#### [The exercise]
Go through the data below and gather each line containing "type".

#### [Task input]
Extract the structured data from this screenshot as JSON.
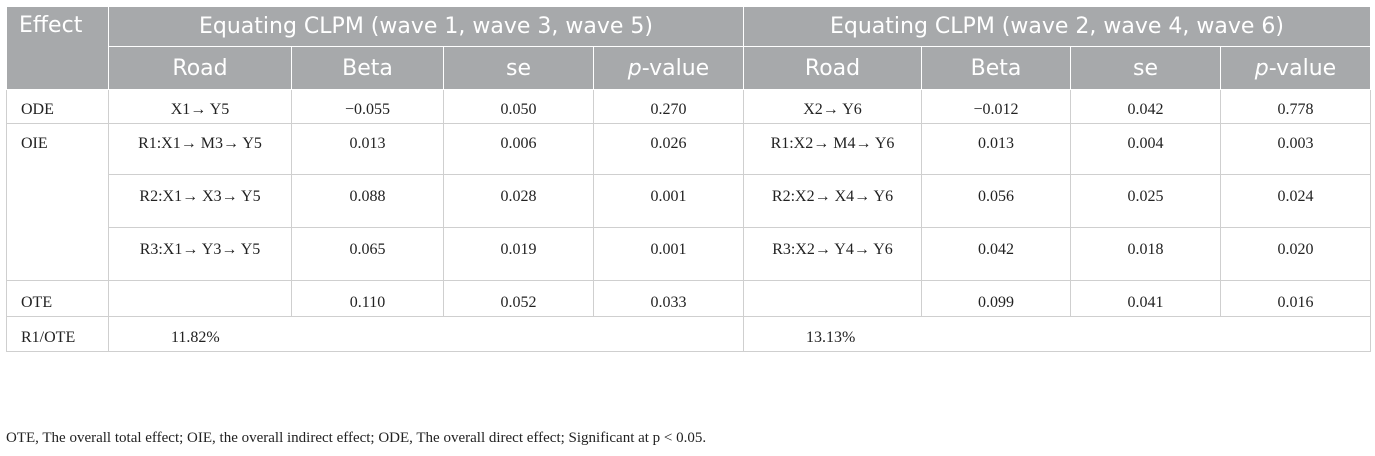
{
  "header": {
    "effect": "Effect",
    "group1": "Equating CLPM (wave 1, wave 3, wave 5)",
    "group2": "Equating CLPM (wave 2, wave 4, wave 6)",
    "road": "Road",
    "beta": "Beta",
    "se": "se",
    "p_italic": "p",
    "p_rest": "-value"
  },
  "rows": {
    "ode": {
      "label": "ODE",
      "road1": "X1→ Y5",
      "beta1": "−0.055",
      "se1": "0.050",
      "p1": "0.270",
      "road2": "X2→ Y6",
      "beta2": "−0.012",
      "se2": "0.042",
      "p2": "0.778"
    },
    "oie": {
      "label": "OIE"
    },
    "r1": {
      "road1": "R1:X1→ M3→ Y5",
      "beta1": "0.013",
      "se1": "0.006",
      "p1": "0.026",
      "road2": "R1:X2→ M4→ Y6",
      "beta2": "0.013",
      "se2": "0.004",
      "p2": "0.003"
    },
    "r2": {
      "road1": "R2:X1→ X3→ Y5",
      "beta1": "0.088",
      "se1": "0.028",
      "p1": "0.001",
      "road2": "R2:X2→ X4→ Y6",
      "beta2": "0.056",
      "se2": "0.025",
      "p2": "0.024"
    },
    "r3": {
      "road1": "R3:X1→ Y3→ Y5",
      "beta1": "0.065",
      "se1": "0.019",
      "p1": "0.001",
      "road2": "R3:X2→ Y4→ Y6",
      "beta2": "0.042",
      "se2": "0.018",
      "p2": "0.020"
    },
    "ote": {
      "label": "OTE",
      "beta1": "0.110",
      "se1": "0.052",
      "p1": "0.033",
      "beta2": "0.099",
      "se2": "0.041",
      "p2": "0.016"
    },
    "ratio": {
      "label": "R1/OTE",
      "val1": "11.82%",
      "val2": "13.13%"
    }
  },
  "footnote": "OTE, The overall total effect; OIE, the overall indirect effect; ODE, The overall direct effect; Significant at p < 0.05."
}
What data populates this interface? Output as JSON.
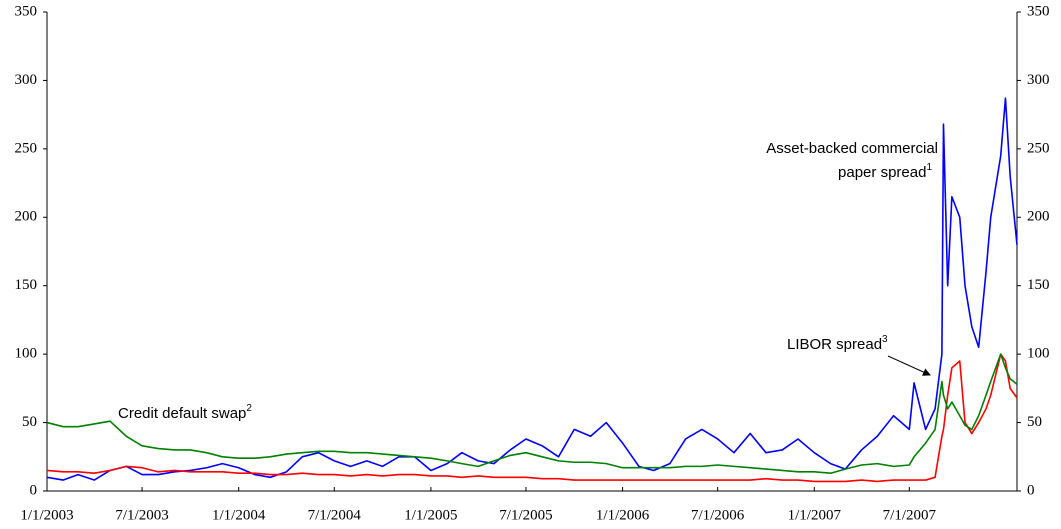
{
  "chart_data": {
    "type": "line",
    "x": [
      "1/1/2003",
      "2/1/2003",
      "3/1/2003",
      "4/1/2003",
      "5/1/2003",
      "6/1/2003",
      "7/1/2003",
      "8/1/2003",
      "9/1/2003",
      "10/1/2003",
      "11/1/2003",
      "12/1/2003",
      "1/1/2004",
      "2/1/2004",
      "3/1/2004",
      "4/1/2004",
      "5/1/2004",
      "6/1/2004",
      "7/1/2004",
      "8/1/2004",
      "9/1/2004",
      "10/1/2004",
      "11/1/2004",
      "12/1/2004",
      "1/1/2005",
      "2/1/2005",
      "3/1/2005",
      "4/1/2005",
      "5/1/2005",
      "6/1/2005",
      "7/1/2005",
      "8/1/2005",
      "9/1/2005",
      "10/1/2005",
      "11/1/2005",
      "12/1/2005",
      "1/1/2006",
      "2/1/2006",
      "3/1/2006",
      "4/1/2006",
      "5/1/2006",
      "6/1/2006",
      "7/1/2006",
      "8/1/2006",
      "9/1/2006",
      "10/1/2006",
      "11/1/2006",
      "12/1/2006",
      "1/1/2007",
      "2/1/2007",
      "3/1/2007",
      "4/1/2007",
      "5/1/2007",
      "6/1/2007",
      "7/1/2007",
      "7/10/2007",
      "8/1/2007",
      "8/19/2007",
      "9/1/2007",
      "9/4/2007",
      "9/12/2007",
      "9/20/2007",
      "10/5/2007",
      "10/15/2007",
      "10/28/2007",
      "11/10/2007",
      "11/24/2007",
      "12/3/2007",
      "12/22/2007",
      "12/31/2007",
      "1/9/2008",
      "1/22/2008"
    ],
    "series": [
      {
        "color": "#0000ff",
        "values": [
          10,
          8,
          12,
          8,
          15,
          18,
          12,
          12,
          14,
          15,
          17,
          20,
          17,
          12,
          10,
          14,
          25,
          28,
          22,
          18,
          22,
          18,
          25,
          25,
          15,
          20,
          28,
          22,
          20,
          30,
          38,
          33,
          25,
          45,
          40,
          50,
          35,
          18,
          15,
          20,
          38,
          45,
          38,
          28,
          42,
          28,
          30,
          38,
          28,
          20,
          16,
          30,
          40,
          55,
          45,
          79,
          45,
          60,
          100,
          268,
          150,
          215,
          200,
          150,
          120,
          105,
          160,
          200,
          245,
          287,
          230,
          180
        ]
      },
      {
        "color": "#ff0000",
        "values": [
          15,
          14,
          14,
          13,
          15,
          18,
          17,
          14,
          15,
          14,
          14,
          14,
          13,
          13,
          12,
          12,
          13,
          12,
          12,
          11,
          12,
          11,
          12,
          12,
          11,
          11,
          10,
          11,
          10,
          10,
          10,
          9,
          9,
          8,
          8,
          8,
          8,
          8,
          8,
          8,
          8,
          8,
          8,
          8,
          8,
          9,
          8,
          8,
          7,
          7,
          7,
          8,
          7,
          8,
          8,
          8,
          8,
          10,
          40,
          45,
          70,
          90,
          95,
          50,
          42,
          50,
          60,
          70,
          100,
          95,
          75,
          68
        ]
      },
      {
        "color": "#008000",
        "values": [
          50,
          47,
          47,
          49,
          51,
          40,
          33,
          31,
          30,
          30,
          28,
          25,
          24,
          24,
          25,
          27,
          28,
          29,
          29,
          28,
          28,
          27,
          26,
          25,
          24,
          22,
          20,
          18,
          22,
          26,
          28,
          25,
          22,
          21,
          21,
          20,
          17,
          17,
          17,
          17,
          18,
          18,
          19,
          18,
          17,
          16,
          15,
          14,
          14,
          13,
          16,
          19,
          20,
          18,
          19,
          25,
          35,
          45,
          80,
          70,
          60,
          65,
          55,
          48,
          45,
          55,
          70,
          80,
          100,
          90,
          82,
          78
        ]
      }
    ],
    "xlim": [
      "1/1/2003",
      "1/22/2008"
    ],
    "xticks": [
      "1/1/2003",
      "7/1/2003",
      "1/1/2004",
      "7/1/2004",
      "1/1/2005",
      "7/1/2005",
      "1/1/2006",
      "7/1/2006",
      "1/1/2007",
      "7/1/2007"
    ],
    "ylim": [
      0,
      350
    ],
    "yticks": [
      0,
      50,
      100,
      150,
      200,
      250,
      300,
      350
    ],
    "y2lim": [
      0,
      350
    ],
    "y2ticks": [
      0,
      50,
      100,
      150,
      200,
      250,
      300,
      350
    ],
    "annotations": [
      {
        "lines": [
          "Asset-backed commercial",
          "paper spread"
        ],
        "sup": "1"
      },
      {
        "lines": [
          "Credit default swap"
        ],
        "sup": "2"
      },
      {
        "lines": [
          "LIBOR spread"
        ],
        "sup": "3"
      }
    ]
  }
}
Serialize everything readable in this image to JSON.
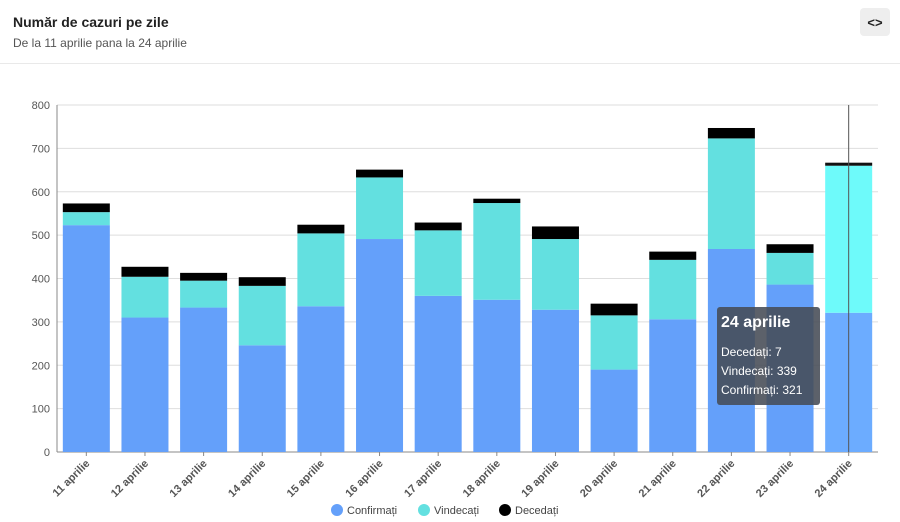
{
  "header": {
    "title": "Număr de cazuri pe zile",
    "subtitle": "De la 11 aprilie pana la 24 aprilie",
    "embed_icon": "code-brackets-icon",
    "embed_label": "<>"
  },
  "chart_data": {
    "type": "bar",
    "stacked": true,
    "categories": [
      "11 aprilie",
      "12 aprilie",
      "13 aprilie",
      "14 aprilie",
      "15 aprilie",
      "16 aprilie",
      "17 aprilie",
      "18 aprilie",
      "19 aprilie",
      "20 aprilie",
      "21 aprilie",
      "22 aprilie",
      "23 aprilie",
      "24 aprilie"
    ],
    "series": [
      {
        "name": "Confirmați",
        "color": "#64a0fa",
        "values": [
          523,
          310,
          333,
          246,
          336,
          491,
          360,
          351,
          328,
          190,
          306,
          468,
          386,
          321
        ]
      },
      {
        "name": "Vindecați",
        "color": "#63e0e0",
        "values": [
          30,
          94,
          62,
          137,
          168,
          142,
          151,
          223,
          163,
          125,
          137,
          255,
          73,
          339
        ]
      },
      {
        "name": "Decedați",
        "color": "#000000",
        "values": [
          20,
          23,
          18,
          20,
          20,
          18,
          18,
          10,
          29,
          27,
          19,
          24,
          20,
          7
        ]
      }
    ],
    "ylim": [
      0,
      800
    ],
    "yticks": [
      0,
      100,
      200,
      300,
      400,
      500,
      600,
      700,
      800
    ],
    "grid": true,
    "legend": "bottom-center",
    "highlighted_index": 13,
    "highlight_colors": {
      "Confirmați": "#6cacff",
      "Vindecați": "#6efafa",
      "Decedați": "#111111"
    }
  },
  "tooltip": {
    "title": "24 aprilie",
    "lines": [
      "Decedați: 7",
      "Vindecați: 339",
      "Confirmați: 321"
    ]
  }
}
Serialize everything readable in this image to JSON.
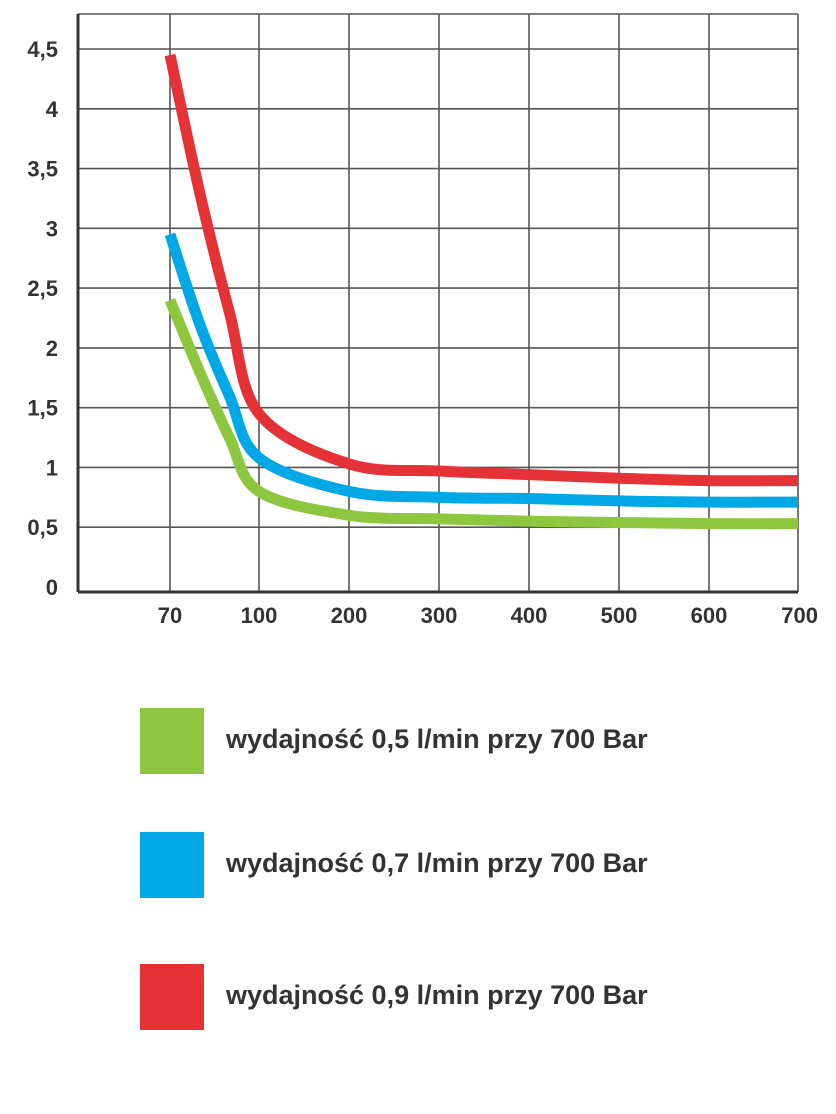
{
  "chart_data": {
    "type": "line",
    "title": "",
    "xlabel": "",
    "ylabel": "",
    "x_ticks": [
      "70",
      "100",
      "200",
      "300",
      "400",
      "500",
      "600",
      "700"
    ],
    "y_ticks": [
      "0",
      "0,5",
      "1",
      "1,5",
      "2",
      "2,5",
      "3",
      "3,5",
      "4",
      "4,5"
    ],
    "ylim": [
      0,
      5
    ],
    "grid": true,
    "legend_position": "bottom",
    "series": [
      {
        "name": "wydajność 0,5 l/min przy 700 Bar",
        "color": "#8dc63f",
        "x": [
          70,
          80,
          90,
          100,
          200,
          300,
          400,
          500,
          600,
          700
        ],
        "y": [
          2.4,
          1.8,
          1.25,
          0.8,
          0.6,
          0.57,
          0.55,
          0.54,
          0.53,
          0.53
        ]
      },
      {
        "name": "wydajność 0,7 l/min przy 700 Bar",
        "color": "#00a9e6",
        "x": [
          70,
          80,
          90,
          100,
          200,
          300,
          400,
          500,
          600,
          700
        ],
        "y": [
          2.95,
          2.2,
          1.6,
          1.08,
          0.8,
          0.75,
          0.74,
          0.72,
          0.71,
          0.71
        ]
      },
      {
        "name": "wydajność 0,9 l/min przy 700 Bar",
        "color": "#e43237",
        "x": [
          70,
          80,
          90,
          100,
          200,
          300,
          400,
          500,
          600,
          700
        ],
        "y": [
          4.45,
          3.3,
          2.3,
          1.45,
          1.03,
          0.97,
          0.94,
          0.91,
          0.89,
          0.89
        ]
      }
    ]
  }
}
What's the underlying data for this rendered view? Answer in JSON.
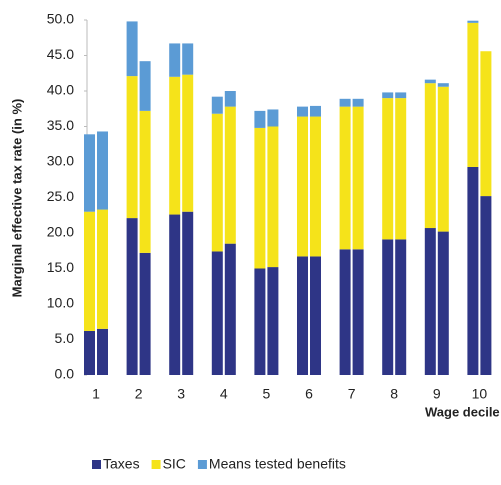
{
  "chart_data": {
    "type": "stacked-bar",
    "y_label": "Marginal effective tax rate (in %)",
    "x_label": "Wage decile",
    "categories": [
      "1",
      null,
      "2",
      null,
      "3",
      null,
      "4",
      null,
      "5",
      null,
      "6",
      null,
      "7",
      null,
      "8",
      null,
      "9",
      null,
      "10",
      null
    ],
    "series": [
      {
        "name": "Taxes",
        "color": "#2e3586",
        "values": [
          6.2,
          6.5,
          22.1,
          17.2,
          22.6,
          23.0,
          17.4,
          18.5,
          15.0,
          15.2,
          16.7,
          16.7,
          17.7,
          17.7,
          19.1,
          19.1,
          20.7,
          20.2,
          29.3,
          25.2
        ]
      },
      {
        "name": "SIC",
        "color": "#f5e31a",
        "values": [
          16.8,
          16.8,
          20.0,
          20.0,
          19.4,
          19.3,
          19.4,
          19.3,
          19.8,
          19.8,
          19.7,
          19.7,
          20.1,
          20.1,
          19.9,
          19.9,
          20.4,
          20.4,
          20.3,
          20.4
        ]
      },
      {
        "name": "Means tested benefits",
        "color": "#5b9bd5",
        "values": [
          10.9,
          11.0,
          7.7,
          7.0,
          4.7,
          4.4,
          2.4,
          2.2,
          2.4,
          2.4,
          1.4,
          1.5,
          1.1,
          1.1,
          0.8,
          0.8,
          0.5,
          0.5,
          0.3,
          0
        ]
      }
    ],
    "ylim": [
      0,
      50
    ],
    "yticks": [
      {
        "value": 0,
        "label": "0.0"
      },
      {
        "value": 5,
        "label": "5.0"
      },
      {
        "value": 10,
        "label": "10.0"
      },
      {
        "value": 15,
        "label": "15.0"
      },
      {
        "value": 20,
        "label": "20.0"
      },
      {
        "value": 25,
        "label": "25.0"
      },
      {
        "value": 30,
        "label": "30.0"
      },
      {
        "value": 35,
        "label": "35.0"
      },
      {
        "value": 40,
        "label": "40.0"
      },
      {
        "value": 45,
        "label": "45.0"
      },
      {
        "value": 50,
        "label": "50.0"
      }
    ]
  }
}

#### [Full answer]
    "type": "line",
    "type": "bar",
    "type": "line",
    "type": "stacked-bar",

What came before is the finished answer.